### [Dataset records]

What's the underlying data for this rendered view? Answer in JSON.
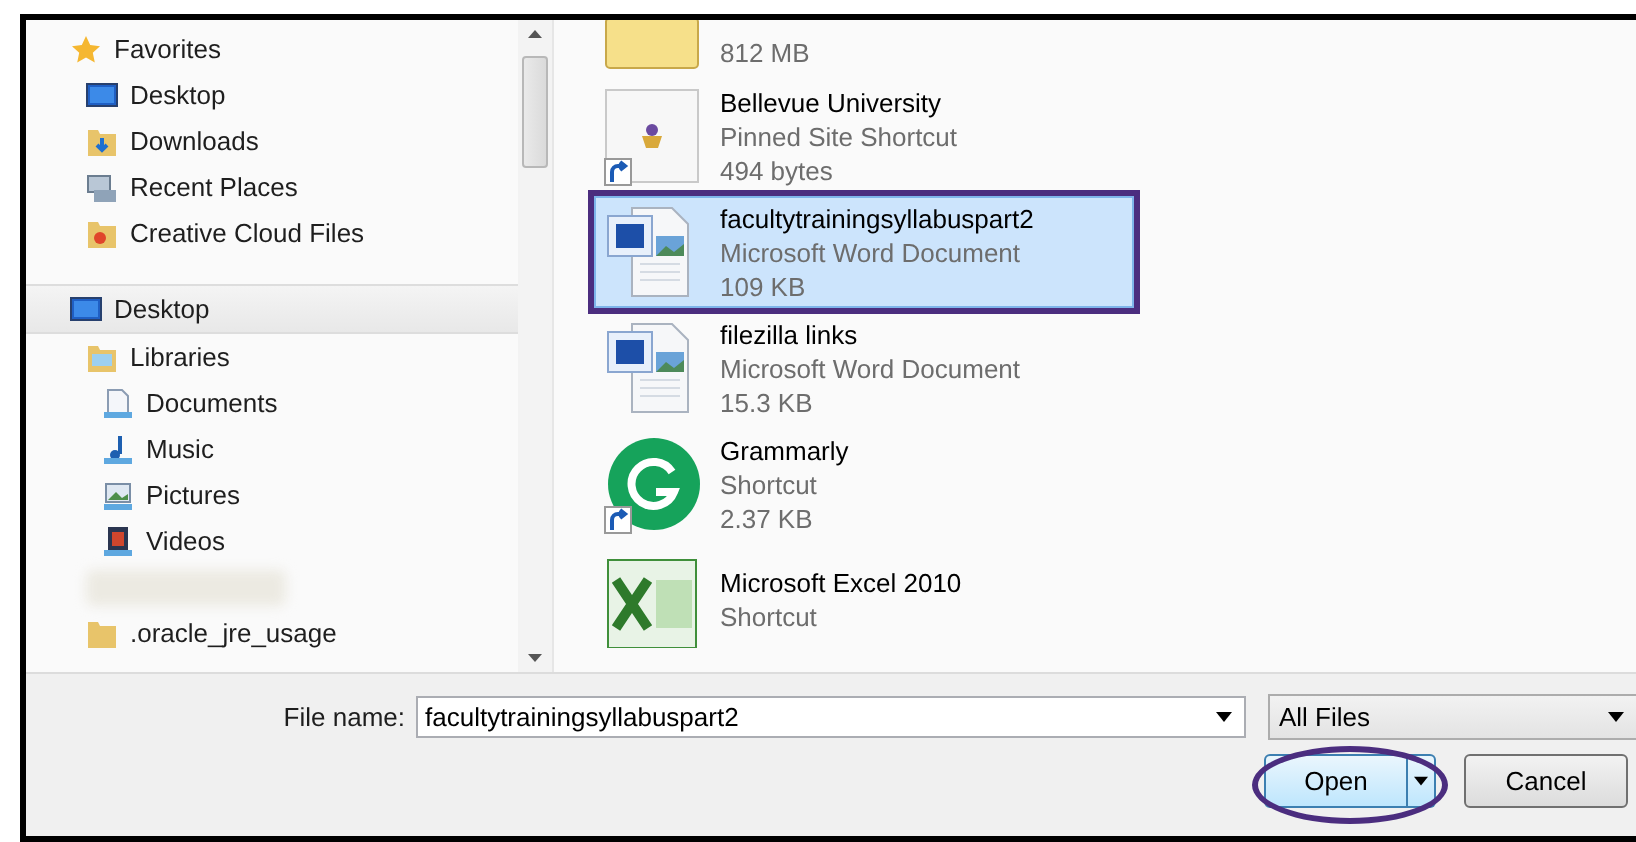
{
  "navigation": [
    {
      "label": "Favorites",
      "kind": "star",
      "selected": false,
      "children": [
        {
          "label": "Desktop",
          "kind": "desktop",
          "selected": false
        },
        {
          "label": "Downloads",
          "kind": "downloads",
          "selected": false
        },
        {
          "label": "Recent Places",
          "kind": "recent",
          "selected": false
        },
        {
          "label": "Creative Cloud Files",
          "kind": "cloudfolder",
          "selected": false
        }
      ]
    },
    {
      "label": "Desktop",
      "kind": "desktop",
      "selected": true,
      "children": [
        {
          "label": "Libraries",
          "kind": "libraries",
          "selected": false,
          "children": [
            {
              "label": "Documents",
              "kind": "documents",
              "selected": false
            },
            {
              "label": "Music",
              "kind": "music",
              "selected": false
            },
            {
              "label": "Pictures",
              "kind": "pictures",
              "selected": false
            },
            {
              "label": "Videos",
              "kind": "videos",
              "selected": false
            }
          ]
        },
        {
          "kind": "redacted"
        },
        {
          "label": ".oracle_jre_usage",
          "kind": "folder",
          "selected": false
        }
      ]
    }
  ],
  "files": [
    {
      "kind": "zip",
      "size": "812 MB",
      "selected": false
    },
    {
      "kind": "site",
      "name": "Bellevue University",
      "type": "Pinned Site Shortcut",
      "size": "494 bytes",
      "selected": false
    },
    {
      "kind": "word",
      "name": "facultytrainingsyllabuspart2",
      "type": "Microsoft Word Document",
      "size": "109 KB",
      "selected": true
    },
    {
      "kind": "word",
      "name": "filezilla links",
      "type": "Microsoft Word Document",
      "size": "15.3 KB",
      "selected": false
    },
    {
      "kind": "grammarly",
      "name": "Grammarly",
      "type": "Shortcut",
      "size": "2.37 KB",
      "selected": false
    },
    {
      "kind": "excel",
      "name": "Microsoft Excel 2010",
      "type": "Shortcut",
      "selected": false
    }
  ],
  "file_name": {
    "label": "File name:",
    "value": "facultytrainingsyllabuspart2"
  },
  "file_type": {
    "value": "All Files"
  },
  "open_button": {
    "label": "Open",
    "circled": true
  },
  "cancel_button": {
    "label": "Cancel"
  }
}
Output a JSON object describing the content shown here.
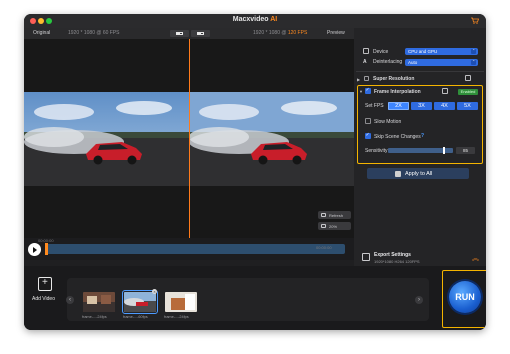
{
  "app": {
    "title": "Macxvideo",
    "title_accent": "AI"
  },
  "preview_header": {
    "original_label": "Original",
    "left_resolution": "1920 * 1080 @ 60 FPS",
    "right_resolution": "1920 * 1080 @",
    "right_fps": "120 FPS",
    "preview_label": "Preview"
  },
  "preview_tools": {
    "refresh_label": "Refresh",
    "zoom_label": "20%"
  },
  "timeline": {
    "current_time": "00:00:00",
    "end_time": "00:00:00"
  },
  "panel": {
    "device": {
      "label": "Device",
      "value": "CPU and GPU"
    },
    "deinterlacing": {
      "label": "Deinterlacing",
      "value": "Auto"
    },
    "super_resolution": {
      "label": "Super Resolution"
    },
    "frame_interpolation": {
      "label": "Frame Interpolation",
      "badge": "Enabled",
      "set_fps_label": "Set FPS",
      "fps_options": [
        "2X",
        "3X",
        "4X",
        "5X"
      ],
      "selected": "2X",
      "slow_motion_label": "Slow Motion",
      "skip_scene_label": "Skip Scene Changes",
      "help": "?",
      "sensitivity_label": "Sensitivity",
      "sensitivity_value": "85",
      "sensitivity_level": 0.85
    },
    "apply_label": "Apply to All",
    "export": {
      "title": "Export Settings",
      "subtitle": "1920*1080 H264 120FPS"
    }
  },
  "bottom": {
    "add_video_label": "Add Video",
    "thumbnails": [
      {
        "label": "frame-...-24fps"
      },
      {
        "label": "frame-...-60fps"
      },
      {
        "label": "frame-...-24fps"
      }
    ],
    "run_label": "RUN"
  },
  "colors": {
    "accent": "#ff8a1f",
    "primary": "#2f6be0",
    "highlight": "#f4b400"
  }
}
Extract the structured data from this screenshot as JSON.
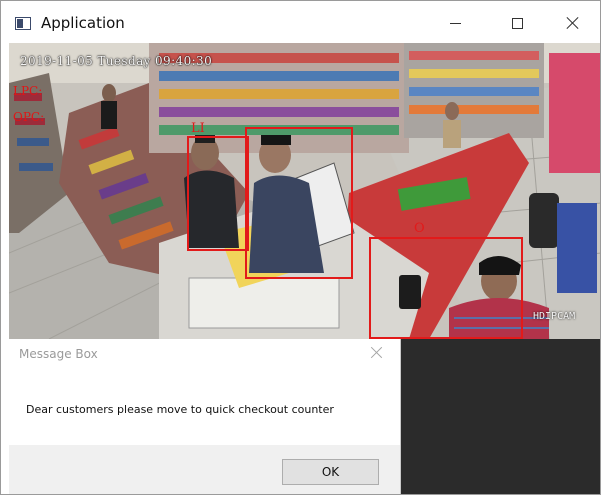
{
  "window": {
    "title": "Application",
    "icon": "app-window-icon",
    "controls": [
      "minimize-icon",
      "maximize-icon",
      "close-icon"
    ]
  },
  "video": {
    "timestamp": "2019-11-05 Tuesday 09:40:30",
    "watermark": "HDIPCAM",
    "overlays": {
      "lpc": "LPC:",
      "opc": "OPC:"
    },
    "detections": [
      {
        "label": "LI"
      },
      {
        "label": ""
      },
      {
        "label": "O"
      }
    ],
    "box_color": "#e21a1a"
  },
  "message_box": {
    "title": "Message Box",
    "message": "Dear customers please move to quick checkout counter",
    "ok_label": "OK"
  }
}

### [Problem]
Quote the material word for word, dropping any images it holds.

### [Answer to this exercise]
What's the underlying data for this rendered view? Answer in JSON.
{
  "navigation": [
    {
      "label": "Favorites",
      "kind": "star",
      "selected": false,
      "children": [
        {
          "label": "Desktop",
          "kind": "desktop",
          "selected": false
        },
        {
          "label": "Downloads",
          "kind": "downloads",
          "selected": false
        },
        {
          "label": "Recent Places",
          "kind": "recent",
          "selected": false
        },
        {
          "label": "Creative Cloud Files",
          "kind": "cloudfolder",
          "selected": false
        }
      ]
    },
    {
      "label": "Desktop",
      "kind": "desktop",
      "selected": true,
      "children": [
        {
          "label": "Libraries",
          "kind": "libraries",
          "selected": false,
          "children": [
            {
              "label": "Documents",
              "kind": "documents",
              "selected": false
            },
            {
              "label": "Music",
              "kind": "music",
              "selected": false
            },
            {
              "label": "Pictures",
              "kind": "pictures",
              "selected": false
            },
            {
              "label": "Videos",
              "kind": "videos",
              "selected": false
            }
          ]
        },
        {
          "kind": "redacted"
        },
        {
          "label": ".oracle_jre_usage",
          "kind": "folder",
          "selected": false
        }
      ]
    }
  ],
  "files": [
    {
      "kind": "zip",
      "size": "812 MB",
      "selected": false
    },
    {
      "kind": "site",
      "name": "Bellevue University",
      "type": "Pinned Site Shortcut",
      "size": "494 bytes",
      "selected": false
    },
    {
      "kind": "word",
      "name": "facultytrainingsyllabuspart2",
      "type": "Microsoft Word Document",
      "size": "109 KB",
      "selected": true
    },
    {
      "kind": "word",
      "name": "filezilla links",
      "type": "Microsoft Word Document",
      "size": "15.3 KB",
      "selected": false
    },
    {
      "kind": "grammarly",
      "name": "Grammarly",
      "type": "Shortcut",
      "size": "2.37 KB",
      "selected": false
    },
    {
      "kind": "excel",
      "name": "Microsoft Excel 2010",
      "type": "Shortcut",
      "selected": false
    }
  ],
  "file_name": {
    "label": "File name:",
    "value": "facultytrainingsyllabuspart2"
  },
  "file_type": {
    "value": "All Files"
  },
  "open_button": {
    "label": "Open",
    "circled": true
  },
  "cancel_button": {
    "label": "Cancel"
  }
}
Output a JSON object describing the content shown here.
{
  "app": {
    "title": "Macxvideo",
    "title_accent": "AI"
  },
  "preview_header": {
    "original_label": "Original",
    "left_resolution": "1920 * 1080 @ 60 FPS",
    "right_resolution": "1920 * 1080 @",
    "right_fps": "120 FPS",
    "preview_label": "Preview"
  },
  "preview_tools": {
    "refresh_label": "Refresh",
    "zoom_label": "20%"
  },
  "timeline": {
    "current_time": "00:00:00",
    "end_time": "00:00:00"
  },
  "panel": {
    "device": {
      "label": "Device",
      "value": "CPU and GPU"
    },
    "deinterlacing": {
      "label": "Deinterlacing",
      "value": "Auto"
    },
    "super_resolution": {
      "label": "Super Resolution"
    },
    "frame_interpolation": {
      "label": "Frame Interpolation",
      "badge": "Enabled",
      "set_fps_label": "Set FPS",
      "fps_options": [
        "2X",
        "3X",
        "4X",
        "5X"
      ],
      "selected": "2X",
      "slow_motion_label": "Slow Motion",
      "skip_scene_label": "Skip Scene Changes",
      "help": "?",
      "sensitivity_label": "Sensitivity",
      "sensitivity_value": "85",
      "sensitivity_level": 0.85
    },
    "apply_label": "Apply to All",
    "export": {
      "title": "Export Settings",
      "subtitle": "1920*1080 H264 120FPS"
    }
  },
  "bottom": {
    "add_video_label": "Add Video",
    "thumbnails": [
      {
        "label": "frame-...-24fps"
      },
      {
        "label": "frame-...-60fps"
      },
      {
        "label": "frame-...-24fps"
      }
    ],
    "run_label": "RUN"
  },
  "colors": {
    "accent": "#ff8a1f",
    "primary": "#2f6be0",
    "highlight": "#f4b400"
  }
}
Extract the structured data from this screenshot as JSON.
{
  "window": {
    "title": "Application",
    "icon": "app-window-icon",
    "controls": [
      "minimize-icon",
      "maximize-icon",
      "close-icon"
    ]
  },
  "video": {
    "timestamp": "2019-11-05 Tuesday 09:40:30",
    "watermark": "HDIPCAM",
    "overlays": {
      "lpc": "LPC:",
      "opc": "OPC:"
    },
    "detections": [
      {
        "label": "LI"
      },
      {
        "label": ""
      },
      {
        "label": "O"
      }
    ],
    "box_color": "#e21a1a"
  },
  "message_box": {
    "title": "Message Box",
    "message": "Dear customers please move to quick checkout counter",
    "ok_label": "OK"
  }
}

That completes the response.